* [THE RECORDS]:

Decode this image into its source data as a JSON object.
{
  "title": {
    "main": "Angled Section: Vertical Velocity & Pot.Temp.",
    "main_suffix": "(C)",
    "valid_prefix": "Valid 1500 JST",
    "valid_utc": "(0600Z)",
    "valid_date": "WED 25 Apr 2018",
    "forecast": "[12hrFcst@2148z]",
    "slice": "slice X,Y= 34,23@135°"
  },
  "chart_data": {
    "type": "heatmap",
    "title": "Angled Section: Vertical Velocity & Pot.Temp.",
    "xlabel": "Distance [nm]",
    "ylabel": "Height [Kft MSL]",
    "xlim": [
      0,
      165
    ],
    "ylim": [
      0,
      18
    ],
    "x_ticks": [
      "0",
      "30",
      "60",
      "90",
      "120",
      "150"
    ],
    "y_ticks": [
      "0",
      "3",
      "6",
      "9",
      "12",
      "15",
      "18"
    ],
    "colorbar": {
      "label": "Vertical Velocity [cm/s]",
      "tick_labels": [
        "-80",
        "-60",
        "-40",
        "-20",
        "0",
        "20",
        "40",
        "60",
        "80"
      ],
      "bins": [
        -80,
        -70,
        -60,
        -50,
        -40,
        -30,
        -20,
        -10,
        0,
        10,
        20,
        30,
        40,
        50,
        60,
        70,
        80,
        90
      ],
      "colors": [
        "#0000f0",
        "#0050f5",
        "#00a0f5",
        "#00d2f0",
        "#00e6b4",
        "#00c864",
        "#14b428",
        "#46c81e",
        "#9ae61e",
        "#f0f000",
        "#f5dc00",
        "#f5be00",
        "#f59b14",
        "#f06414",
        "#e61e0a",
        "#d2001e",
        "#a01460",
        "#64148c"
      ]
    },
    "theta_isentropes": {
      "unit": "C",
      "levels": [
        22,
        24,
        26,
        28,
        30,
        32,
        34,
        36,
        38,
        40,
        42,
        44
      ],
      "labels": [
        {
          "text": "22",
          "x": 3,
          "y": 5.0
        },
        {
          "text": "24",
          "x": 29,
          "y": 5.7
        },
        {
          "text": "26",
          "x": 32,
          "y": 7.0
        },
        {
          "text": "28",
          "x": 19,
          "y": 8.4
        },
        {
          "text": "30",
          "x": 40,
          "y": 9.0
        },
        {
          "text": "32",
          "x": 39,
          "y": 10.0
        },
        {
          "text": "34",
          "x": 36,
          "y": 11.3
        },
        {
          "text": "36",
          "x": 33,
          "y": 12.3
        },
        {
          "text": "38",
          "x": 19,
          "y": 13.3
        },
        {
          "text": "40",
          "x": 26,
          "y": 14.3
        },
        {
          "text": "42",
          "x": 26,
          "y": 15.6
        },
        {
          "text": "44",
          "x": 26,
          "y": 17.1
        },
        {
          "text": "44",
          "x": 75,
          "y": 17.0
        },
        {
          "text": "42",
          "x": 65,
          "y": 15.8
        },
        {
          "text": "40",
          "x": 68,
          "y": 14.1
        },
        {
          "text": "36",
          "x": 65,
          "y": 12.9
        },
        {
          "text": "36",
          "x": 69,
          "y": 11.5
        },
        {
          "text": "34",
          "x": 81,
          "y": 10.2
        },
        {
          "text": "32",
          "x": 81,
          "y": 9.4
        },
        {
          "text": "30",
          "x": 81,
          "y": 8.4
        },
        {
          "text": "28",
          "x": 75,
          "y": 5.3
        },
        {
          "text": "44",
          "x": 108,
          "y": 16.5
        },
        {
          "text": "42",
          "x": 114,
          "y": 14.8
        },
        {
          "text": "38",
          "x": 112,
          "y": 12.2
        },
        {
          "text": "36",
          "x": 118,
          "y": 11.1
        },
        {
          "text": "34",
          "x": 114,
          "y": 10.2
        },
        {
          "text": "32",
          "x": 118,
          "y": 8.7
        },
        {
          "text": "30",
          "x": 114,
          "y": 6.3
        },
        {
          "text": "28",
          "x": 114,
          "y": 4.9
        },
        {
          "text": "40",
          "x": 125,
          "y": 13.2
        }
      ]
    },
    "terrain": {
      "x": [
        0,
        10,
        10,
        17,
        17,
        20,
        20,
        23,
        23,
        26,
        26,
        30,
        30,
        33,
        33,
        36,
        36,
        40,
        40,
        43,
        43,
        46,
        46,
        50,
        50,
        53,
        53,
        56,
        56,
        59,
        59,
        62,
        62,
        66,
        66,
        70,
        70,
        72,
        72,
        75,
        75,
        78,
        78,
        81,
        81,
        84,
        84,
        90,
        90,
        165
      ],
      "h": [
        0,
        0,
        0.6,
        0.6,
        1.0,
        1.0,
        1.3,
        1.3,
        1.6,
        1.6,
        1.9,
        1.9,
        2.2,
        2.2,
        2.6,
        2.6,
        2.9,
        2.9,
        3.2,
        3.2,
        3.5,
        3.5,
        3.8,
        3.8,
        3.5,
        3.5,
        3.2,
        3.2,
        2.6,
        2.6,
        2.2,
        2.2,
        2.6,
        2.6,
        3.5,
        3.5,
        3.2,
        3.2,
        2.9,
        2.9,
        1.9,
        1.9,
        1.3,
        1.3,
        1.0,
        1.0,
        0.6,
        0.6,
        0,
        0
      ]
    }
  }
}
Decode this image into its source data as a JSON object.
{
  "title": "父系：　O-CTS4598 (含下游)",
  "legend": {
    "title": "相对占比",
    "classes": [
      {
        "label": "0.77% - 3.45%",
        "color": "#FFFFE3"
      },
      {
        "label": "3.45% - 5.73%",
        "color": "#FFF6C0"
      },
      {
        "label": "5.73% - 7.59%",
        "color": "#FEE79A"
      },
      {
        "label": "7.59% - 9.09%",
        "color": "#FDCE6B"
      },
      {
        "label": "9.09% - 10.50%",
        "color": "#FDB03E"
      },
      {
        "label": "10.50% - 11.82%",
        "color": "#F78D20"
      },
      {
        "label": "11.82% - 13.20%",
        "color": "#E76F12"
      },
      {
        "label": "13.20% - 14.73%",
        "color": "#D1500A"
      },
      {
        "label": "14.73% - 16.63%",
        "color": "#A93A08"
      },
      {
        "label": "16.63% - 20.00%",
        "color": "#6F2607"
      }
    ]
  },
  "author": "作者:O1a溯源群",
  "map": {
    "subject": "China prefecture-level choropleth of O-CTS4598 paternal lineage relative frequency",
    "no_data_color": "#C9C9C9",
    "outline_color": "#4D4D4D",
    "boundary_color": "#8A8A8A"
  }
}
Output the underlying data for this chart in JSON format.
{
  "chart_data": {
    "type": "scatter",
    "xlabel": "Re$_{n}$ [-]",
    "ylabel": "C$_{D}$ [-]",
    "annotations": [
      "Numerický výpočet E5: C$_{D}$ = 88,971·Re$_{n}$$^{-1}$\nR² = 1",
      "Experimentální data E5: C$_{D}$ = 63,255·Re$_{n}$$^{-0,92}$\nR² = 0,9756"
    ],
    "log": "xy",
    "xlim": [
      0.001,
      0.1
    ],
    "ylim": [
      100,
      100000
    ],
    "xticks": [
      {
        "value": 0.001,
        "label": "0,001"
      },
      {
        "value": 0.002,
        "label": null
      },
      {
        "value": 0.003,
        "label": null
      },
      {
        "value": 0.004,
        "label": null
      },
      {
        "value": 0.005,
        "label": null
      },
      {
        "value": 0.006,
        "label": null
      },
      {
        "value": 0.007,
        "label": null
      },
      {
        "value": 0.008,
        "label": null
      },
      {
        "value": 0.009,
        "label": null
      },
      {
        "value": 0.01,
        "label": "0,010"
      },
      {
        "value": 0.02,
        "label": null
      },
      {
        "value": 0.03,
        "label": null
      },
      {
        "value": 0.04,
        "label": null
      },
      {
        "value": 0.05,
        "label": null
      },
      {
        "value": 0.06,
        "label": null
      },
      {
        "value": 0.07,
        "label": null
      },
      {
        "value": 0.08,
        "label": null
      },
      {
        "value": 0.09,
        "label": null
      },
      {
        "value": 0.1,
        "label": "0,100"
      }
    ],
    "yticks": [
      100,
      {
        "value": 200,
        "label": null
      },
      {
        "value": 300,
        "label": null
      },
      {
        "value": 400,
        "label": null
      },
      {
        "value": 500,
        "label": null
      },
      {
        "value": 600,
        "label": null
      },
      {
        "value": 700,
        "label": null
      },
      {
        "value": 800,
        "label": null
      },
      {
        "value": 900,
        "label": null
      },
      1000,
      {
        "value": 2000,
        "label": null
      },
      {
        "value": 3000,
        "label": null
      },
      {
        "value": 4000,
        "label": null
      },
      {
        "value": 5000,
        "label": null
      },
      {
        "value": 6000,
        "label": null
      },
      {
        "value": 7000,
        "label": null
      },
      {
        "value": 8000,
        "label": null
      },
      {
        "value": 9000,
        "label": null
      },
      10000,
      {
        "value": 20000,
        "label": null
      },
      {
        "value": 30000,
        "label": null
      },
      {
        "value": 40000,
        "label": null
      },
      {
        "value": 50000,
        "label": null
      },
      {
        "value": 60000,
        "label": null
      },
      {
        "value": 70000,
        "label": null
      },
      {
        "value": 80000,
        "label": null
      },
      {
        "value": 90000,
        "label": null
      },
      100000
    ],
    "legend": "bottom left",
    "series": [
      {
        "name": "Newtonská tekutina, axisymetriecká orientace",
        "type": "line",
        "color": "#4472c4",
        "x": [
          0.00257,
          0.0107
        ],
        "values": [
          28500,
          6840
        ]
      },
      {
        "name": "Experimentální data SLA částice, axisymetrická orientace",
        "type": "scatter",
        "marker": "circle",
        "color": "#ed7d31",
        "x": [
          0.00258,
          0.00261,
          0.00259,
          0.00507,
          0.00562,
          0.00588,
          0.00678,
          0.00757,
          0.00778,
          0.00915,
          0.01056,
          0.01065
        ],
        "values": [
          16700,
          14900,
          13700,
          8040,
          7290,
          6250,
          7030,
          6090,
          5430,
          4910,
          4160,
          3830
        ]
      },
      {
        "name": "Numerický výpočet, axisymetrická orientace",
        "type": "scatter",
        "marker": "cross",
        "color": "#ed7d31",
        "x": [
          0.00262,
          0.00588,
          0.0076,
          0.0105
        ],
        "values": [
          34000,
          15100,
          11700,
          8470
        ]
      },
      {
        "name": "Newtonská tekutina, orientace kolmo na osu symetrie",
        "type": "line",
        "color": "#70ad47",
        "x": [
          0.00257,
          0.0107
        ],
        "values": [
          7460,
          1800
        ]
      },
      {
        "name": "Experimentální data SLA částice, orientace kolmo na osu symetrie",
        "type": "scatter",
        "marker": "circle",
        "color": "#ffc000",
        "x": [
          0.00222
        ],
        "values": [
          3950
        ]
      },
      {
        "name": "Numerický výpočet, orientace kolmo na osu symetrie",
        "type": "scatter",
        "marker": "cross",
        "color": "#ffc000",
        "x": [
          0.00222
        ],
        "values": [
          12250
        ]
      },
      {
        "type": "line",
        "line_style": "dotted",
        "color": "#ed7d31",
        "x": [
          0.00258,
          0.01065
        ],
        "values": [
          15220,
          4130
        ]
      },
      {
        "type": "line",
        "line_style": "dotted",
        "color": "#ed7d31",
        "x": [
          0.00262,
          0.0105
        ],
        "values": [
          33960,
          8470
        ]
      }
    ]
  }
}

* [DIRECTIONS FOR THIS TASK]:
Search the data for the word "orientace" and copy each line where it appears.

* [WRITTEN ANSWER]:
        "name": "Newtonská tekutina, axisymetriecká orientace",
        "name": "Experimentální data SLA částice, axisymetrická orientace",
        "name": "Numerický výpočet, axisymetrická orientace",
        "name": "Newtonská tekutina, orientace kolmo na osu symetrie",
        "name": "Experimentální data SLA částice, orientace kolmo na osu symetrie",
        "name": "Numerický výpočet, orientace kolmo na osu symetrie",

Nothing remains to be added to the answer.